▸ To do
Reproduce every record below exactly as it appears.

▸ Records supplied
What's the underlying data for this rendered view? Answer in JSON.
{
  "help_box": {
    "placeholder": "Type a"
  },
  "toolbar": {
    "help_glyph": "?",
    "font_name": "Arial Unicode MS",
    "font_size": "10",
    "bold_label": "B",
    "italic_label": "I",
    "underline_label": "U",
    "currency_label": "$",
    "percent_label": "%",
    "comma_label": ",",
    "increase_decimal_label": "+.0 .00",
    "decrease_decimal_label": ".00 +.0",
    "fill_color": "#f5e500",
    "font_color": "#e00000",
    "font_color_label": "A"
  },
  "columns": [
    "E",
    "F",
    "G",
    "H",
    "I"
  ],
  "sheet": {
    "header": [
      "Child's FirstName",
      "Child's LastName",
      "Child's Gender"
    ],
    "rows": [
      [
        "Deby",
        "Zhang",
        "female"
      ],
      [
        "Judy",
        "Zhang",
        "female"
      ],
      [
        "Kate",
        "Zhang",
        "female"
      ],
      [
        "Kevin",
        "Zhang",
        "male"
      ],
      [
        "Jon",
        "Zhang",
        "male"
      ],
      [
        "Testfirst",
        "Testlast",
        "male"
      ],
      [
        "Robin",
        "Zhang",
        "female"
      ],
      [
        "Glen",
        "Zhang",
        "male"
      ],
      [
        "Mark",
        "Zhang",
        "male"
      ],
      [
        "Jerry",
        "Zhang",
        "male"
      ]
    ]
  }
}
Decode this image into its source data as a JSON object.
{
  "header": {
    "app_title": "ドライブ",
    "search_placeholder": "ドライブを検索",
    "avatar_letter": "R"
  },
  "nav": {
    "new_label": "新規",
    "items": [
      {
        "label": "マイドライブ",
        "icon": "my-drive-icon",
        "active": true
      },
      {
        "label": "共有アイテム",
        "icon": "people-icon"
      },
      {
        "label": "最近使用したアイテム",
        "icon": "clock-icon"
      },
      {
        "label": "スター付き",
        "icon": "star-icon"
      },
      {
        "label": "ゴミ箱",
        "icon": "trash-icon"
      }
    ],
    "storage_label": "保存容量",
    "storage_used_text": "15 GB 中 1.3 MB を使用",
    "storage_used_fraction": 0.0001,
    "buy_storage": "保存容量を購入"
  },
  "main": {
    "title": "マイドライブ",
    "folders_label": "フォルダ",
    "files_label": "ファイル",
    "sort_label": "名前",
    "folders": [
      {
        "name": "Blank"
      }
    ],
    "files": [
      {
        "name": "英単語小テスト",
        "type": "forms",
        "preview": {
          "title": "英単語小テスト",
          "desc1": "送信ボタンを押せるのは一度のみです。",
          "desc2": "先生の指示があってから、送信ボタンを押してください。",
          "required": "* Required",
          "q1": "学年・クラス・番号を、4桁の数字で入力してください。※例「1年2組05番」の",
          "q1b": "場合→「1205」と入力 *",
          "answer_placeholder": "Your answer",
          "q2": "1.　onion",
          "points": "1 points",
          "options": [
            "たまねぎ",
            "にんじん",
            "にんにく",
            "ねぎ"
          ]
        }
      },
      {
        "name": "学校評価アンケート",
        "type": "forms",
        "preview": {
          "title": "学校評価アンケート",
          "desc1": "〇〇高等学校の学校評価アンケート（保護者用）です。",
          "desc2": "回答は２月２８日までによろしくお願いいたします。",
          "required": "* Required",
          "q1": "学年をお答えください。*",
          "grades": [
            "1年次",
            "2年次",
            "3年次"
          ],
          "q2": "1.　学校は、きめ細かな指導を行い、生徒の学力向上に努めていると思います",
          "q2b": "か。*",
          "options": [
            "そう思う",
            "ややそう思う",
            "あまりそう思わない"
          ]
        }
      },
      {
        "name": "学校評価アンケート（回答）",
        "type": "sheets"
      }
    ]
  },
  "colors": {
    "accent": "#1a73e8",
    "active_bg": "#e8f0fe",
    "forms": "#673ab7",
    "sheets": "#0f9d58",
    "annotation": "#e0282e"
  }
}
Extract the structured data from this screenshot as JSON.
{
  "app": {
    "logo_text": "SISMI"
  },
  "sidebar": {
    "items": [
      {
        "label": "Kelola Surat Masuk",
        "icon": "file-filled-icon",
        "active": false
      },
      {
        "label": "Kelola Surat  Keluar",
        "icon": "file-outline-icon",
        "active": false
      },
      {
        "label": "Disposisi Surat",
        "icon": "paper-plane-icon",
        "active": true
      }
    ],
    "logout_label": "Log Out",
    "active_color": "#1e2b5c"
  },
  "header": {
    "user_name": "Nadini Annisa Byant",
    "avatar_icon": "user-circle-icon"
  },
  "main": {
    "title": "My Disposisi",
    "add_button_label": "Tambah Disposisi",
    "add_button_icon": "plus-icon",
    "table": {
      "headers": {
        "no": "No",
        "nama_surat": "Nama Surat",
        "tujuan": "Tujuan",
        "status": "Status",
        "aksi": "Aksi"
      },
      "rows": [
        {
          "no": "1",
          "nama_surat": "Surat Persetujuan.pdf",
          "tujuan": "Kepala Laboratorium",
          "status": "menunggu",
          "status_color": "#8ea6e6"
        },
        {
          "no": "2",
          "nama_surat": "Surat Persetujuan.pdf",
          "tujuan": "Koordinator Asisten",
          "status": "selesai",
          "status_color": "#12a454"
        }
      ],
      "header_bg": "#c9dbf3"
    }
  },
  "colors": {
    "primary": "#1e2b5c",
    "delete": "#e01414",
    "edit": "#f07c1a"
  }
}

▸ In response
What's the underlying data for this rendered view? Answer in JSON.
{
  "help_box": {
    "placeholder": "Type a"
  },
  "toolbar": {
    "help_glyph": "?",
    "font_name": "Arial Unicode MS",
    "font_size": "10",
    "bold_label": "B",
    "italic_label": "I",
    "underline_label": "U",
    "currency_label": "$",
    "percent_label": "%",
    "comma_label": ",",
    "increase_decimal_label": "+.0 .00",
    "decrease_decimal_label": ".00 +.0",
    "fill_color": "#f5e500",
    "font_color": "#e00000",
    "font_color_label": "A"
  },
  "columns": [
    "E",
    "F",
    "G",
    "H",
    "I"
  ],
  "sheet": {
    "header": [
      "Child's FirstName",
      "Child's LastName",
      "Child's Gender"
    ],
    "rows": [
      [
        "Deby",
        "Zhang",
        "female"
      ],
      [
        "Judy",
        "Zhang",
        "female"
      ],
      [
        "Kate",
        "Zhang",
        "female"
      ],
      [
        "Kevin",
        "Zhang",
        "male"
      ],
      [
        "Jon",
        "Zhang",
        "male"
      ],
      [
        "Testfirst",
        "Testlast",
        "male"
      ],
      [
        "Robin",
        "Zhang",
        "female"
      ],
      [
        "Glen",
        "Zhang",
        "male"
      ],
      [
        "Mark",
        "Zhang",
        "male"
      ],
      [
        "Jerry",
        "Zhang",
        "male"
      ]
    ]
  }
}
Decode this image into its source data as a JSON object.
{
  "header": {
    "app_title": "ドライブ",
    "search_placeholder": "ドライブを検索",
    "avatar_letter": "R"
  },
  "nav": {
    "new_label": "新規",
    "items": [
      {
        "label": "マイドライブ",
        "icon": "my-drive-icon",
        "active": true
      },
      {
        "label": "共有アイテム",
        "icon": "people-icon"
      },
      {
        "label": "最近使用したアイテム",
        "icon": "clock-icon"
      },
      {
        "label": "スター付き",
        "icon": "star-icon"
      },
      {
        "label": "ゴミ箱",
        "icon": "trash-icon"
      }
    ],
    "storage_label": "保存容量",
    "storage_used_text": "15 GB 中 1.3 MB を使用",
    "storage_used_fraction": 0.0001,
    "buy_storage": "保存容量を購入"
  },
  "main": {
    "title": "マイドライブ",
    "folders_label": "フォルダ",
    "files_label": "ファイル",
    "sort_label": "名前",
    "folders": [
      {
        "name": "Blank"
      }
    ],
    "files": [
      {
        "name": "英単語小テスト",
        "type": "forms",
        "preview": {
          "title": "英単語小テスト",
          "desc1": "送信ボタンを押せるのは一度のみです。",
          "desc2": "先生の指示があってから、送信ボタンを押してください。",
          "required": "* Required",
          "q1": "学年・クラス・番号を、4桁の数字で入力してください。※例「1年2組05番」の",
          "q1b": "場合→「1205」と入力 *",
          "answer_placeholder": "Your answer",
          "q2": "1.　onion",
          "points": "1 points",
          "options": [
            "たまねぎ",
            "にんじん",
            "にんにく",
            "ねぎ"
          ]
        }
      },
      {
        "name": "学校評価アンケート",
        "type": "forms",
        "preview": {
          "title": "学校評価アンケート",
          "desc1": "〇〇高等学校の学校評価アンケート（保護者用）です。",
          "desc2": "回答は２月２８日までによろしくお願いいたします。",
          "required": "* Required",
          "q1": "学年をお答えください。*",
          "grades": [
            "1年次",
            "2年次",
            "3年次"
          ],
          "q2": "1.　学校は、きめ細かな指導を行い、生徒の学力向上に努めていると思います",
          "q2b": "か。*",
          "options": [
            "そう思う",
            "ややそう思う",
            "あまりそう思わない"
          ]
        }
      },
      {
        "name": "学校評価アンケート（回答）",
        "type": "sheets"
      }
    ]
  },
  "colors": {
    "accent": "#1a73e8",
    "active_bg": "#e8f0fe",
    "forms": "#673ab7",
    "sheets": "#0f9d58",
    "annotation": "#e0282e"
  }
}
Extract the structured data from this screenshot as JSON.
{
  "app": {
    "logo_text": "SISMI"
  },
  "sidebar": {
    "items": [
      {
        "label": "Kelola Surat Masuk",
        "icon": "file-filled-icon",
        "active": false
      },
      {
        "label": "Kelola Surat  Keluar",
        "icon": "file-outline-icon",
        "active": false
      },
      {
        "label": "Disposisi Surat",
        "icon": "paper-plane-icon",
        "active": true
      }
    ],
    "logout_label": "Log Out",
    "active_color": "#1e2b5c"
  },
  "header": {
    "user_name": "Nadini Annisa Byant",
    "avatar_icon": "user-circle-icon"
  },
  "main": {
    "title": "My Disposisi",
    "add_button_label": "Tambah Disposisi",
    "add_button_icon": "plus-icon",
    "table": {
      "headers": {
        "no": "No",
        "nama_surat": "Nama Surat",
        "tujuan": "Tujuan",
        "status": "Status",
        "aksi": "Aksi"
      },
      "rows": [
        {
          "no": "1",
          "nama_surat": "Surat Persetujuan.pdf",
          "tujuan": "Kepala Laboratorium",
          "status": "menunggu",
          "status_color": "#8ea6e6"
        },
        {
          "no": "2",
          "nama_surat": "Surat Persetujuan.pdf",
          "tujuan": "Koordinator Asisten",
          "status": "selesai",
          "status_color": "#12a454"
        }
      ],
      "header_bg": "#c9dbf3"
    }
  },
  "colors": {
    "primary": "#1e2b5c",
    "delete": "#e01414",
    "edit": "#f07c1a"
  }
}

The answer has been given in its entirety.